_Data records_.
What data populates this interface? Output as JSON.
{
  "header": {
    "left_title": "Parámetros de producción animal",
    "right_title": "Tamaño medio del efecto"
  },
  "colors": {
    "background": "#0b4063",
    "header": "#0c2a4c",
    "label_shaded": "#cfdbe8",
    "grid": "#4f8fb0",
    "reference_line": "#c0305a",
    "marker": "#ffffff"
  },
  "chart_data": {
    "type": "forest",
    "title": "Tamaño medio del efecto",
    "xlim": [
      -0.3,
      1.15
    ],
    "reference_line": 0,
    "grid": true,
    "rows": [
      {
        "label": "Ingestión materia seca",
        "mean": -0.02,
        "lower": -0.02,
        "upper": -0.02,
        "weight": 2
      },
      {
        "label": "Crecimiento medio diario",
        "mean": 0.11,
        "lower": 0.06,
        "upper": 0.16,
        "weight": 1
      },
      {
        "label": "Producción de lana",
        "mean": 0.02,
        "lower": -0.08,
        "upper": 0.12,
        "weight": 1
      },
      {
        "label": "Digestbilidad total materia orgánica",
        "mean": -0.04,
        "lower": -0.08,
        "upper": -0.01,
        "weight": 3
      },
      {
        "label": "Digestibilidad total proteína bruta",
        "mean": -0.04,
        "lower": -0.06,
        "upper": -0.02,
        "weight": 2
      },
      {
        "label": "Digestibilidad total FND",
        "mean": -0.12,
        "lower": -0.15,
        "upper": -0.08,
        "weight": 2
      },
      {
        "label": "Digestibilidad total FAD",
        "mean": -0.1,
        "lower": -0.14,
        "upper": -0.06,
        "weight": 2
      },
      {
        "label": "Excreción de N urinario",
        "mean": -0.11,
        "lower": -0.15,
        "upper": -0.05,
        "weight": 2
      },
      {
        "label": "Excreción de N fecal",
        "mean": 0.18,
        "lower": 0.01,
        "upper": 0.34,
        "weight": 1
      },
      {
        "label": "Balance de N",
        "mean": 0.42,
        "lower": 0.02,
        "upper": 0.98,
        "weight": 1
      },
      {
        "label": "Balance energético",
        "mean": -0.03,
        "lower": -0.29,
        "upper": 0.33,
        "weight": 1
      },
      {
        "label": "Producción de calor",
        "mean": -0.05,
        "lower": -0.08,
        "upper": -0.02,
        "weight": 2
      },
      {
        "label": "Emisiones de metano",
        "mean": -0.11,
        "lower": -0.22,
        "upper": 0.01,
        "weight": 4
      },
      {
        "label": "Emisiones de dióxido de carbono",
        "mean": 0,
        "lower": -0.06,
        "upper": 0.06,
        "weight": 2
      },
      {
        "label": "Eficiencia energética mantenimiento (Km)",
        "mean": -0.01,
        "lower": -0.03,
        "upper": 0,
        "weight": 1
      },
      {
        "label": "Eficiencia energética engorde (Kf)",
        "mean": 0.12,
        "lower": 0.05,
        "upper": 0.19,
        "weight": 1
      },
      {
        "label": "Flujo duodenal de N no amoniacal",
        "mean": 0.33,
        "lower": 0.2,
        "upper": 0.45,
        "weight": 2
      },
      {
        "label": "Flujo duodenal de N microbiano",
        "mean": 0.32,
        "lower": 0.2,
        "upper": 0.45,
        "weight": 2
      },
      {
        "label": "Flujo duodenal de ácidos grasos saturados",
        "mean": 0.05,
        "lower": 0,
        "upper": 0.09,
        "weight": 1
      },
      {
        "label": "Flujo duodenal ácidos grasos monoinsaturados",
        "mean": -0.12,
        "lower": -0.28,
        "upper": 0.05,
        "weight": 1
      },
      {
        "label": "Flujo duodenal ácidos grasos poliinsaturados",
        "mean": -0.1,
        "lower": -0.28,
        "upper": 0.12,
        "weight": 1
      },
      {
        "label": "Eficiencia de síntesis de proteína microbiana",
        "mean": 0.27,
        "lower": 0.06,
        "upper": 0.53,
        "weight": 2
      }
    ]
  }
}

_THE EXERCISE_. The whole listing above needs to be written out again exactly.

_TASK SOLUTION_.
What data populates this interface? Output as JSON.
{
  "header": {
    "left_title": "Parámetros de producción animal",
    "right_title": "Tamaño medio del efecto"
  },
  "colors": {
    "background": "#0b4063",
    "header": "#0c2a4c",
    "label_shaded": "#cfdbe8",
    "grid": "#4f8fb0",
    "reference_line": "#c0305a",
    "marker": "#ffffff"
  },
  "chart_data": {
    "type": "forest",
    "title": "Tamaño medio del efecto",
    "xlim": [
      -0.3,
      1.15
    ],
    "reference_line": 0,
    "grid": true,
    "rows": [
      {
        "label": "Ingestión materia seca",
        "mean": -0.02,
        "lower": -0.02,
        "upper": -0.02,
        "weight": 2
      },
      {
        "label": "Crecimiento medio diario",
        "mean": 0.11,
        "lower": 0.06,
        "upper": 0.16,
        "weight": 1
      },
      {
        "label": "Producción de lana",
        "mean": 0.02,
        "lower": -0.08,
        "upper": 0.12,
        "weight": 1
      },
      {
        "label": "Digestbilidad total materia orgánica",
        "mean": -0.04,
        "lower": -0.08,
        "upper": -0.01,
        "weight": 3
      },
      {
        "label": "Digestibilidad total proteína bruta",
        "mean": -0.04,
        "lower": -0.06,
        "upper": -0.02,
        "weight": 2
      },
      {
        "label": "Digestibilidad total FND",
        "mean": -0.12,
        "lower": -0.15,
        "upper": -0.08,
        "weight": 2
      },
      {
        "label": "Digestibilidad total FAD",
        "mean": -0.1,
        "lower": -0.14,
        "upper": -0.06,
        "weight": 2
      },
      {
        "label": "Excreción de N urinario",
        "mean": -0.11,
        "lower": -0.15,
        "upper": -0.05,
        "weight": 2
      },
      {
        "label": "Excreción de N fecal",
        "mean": 0.18,
        "lower": 0.01,
        "upper": 0.34,
        "weight": 1
      },
      {
        "label": "Balance de N",
        "mean": 0.42,
        "lower": 0.02,
        "upper": 0.98,
        "weight": 1
      },
      {
        "label": "Balance energético",
        "mean": -0.03,
        "lower": -0.29,
        "upper": 0.33,
        "weight": 1
      },
      {
        "label": "Producción de calor",
        "mean": -0.05,
        "lower": -0.08,
        "upper": -0.02,
        "weight": 2
      },
      {
        "label": "Emisiones de metano",
        "mean": -0.11,
        "lower": -0.22,
        "upper": 0.01,
        "weight": 4
      },
      {
        "label": "Emisiones de dióxido de carbono",
        "mean": 0,
        "lower": -0.06,
        "upper": 0.06,
        "weight": 2
      },
      {
        "label": "Eficiencia energética mantenimiento (Km)",
        "mean": -0.01,
        "lower": -0.03,
        "upper": 0,
        "weight": 1
      },
      {
        "label": "Eficiencia energética engorde (Kf)",
        "mean": 0.12,
        "lower": 0.05,
        "upper": 0.19,
        "weight": 1
      },
      {
        "label": "Flujo duodenal de N no amoniacal",
        "mean": 0.33,
        "lower": 0.2,
        "upper": 0.45,
        "weight": 2
      },
      {
        "label": "Flujo duodenal de N microbiano",
        "mean": 0.32,
        "lower": 0.2,
        "upper": 0.45,
        "weight": 2
      },
      {
        "label": "Flujo duodenal de ácidos grasos saturados",
        "mean": 0.05,
        "lower": 0,
        "upper": 0.09,
        "weight": 1
      },
      {
        "label": "Flujo duodenal ácidos grasos monoinsaturados",
        "mean": -0.12,
        "lower": -0.28,
        "upper": 0.05,
        "weight": 1
      },
      {
        "label": "Flujo duodenal ácidos grasos poliinsaturados",
        "mean": -0.1,
        "lower": -0.28,
        "upper": 0.12,
        "weight": 1
      },
      {
        "label": "Eficiencia de síntesis de proteína microbiana",
        "mean": 0.27,
        "lower": 0.06,
        "upper": 0.53,
        "weight": 2
      }
    ]
  }
}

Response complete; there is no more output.